Data items:
⁂
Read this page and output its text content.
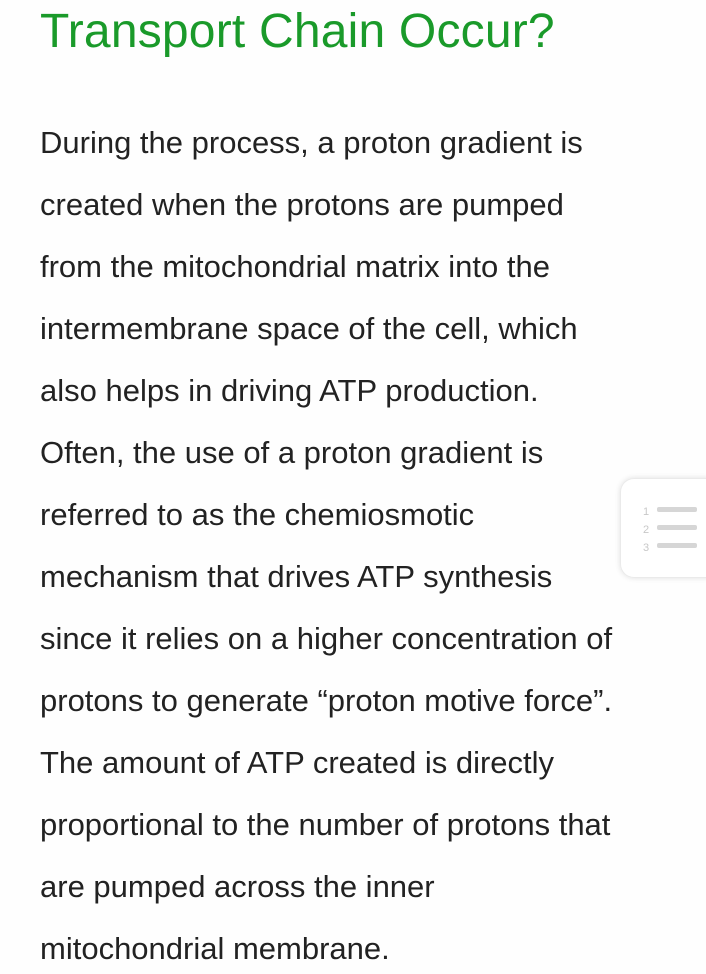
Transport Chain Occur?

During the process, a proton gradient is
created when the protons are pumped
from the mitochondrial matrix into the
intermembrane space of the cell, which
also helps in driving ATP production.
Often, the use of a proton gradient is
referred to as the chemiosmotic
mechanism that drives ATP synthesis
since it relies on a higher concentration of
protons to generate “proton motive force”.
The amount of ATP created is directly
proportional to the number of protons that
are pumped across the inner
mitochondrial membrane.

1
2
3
⁂
Stated exercise: Repeat the material above word for word, please, apart from its images.

Answer:
Read this page and output its text content.
Transport Chain Occur?

During the process, a proton gradient is
created when the protons are pumped
from the mitochondrial matrix into the
intermembrane space of the cell, which
also helps in driving ATP production.
Often, the use of a proton gradient is
referred to as the chemiosmotic
mechanism that drives ATP synthesis
since it relies on a higher concentration of
protons to generate “proton motive force”.
The amount of ATP created is directly
proportional to the number of protons that
are pumped across the inner
mitochondrial membrane.

1
2
3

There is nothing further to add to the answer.